Set problem: In the material below, identify each line bearing the word "Branch". Reproduce those lines.

Available records:
/---

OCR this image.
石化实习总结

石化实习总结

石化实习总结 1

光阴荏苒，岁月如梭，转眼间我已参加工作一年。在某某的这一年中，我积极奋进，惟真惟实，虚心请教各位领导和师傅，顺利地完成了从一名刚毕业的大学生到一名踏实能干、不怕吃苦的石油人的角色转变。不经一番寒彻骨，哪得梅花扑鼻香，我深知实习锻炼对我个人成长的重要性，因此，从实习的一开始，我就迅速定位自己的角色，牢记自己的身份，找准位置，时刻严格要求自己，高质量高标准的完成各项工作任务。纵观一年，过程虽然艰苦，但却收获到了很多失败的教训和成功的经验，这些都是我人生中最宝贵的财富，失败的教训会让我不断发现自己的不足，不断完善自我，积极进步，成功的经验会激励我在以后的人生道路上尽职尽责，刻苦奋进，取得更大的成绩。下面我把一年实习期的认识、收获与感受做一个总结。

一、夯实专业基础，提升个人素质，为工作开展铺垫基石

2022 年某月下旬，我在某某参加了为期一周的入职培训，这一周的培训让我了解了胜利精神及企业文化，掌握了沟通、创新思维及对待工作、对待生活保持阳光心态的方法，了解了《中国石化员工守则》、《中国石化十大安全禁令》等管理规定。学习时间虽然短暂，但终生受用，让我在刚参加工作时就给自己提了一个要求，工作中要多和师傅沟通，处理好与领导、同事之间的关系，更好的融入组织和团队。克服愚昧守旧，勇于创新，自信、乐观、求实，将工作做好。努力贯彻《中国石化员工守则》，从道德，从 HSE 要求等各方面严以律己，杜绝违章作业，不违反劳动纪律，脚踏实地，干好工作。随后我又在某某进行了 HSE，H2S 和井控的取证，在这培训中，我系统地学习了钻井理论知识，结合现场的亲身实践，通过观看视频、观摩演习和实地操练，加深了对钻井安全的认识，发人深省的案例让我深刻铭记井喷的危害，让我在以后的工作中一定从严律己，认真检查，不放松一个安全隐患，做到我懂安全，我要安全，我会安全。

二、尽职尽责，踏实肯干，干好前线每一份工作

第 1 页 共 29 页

\---
/---

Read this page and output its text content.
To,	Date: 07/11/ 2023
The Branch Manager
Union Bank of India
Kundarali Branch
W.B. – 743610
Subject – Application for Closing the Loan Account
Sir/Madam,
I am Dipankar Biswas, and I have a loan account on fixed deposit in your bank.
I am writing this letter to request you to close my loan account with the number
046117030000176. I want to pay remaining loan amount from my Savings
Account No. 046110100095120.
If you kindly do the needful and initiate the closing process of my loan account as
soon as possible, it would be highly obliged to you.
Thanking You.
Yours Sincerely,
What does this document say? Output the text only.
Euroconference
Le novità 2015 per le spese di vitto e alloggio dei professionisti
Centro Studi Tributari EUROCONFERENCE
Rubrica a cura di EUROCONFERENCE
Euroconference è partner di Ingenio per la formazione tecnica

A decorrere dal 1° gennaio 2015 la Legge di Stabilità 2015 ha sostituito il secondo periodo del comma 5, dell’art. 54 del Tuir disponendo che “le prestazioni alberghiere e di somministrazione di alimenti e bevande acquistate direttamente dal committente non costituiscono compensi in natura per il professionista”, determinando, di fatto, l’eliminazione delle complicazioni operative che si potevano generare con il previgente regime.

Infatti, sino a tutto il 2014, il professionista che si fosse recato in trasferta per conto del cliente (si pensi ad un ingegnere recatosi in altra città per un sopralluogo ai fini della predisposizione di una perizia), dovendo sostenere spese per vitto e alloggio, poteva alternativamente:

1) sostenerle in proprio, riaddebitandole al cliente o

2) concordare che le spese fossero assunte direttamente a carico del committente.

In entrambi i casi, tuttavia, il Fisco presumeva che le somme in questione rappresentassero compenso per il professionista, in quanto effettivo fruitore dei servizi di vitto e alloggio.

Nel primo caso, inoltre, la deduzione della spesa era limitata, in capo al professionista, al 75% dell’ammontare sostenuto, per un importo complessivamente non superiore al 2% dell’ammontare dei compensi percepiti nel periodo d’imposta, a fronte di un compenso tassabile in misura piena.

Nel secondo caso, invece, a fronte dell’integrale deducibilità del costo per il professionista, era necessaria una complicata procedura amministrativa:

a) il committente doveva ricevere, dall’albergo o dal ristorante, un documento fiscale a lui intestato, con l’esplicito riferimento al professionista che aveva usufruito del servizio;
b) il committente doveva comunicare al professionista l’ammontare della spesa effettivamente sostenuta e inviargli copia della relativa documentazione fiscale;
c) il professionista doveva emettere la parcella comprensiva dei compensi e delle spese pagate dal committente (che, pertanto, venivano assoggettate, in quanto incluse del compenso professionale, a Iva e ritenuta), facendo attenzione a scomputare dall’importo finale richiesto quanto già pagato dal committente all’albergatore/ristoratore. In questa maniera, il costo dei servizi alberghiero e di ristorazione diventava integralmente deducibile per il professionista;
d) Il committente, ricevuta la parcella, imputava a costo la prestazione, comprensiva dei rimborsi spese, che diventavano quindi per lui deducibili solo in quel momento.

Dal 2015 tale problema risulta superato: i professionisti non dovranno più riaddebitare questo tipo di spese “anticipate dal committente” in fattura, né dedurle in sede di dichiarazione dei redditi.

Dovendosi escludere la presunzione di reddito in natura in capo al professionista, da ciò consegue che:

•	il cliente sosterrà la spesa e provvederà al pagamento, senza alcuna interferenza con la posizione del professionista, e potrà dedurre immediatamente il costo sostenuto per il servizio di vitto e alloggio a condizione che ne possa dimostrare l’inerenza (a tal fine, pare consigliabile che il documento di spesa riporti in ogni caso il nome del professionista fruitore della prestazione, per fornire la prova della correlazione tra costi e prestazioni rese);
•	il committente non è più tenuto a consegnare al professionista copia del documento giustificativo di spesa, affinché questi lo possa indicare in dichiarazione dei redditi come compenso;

\---

The output:
The Branch Manager
Kundarali Branch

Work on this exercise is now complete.